_SET TASK_.
Reproduce all of the listing below without alteration.

Records that describe figures:
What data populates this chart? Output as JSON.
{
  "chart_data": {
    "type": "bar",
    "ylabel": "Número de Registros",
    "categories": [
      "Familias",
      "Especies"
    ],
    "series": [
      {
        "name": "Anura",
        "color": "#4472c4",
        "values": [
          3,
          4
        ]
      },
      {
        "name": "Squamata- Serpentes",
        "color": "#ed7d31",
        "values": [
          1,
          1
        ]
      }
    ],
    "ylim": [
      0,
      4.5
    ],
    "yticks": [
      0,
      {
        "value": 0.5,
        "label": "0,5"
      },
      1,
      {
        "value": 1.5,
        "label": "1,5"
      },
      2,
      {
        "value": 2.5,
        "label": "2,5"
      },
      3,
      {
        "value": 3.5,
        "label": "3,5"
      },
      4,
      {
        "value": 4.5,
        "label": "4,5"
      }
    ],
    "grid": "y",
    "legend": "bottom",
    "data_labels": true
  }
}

_RESULT OF THIS EXERCISE_.
What data populates this chart? Output as JSON.
{
  "chart_data": {
    "type": "bar",
    "ylabel": "Número de Registros",
    "categories": [
      "Familias",
      "Especies"
    ],
    "series": [
      {
        "name": "Anura",
        "color": "#4472c4",
        "values": [
          3,
          4
        ]
      },
      {
        "name": "Squamata- Serpentes",
        "color": "#ed7d31",
        "values": [
          1,
          1
        ]
      }
    ],
    "ylim": [
      0,
      4.5
    ],
    "yticks": [
      0,
      {
        "value": 0.5,
        "label": "0,5"
      },
      1,
      {
        "value": 1.5,
        "label": "1,5"
      },
      2,
      {
        "value": 2.5,
        "label": "2,5"
      },
      3,
      {
        "value": 3.5,
        "label": "3,5"
      },
      4,
      {
        "value": 4.5,
        "label": "4,5"
      }
    ],
    "grid": "y",
    "legend": "bottom",
    "data_labels": true
  }
}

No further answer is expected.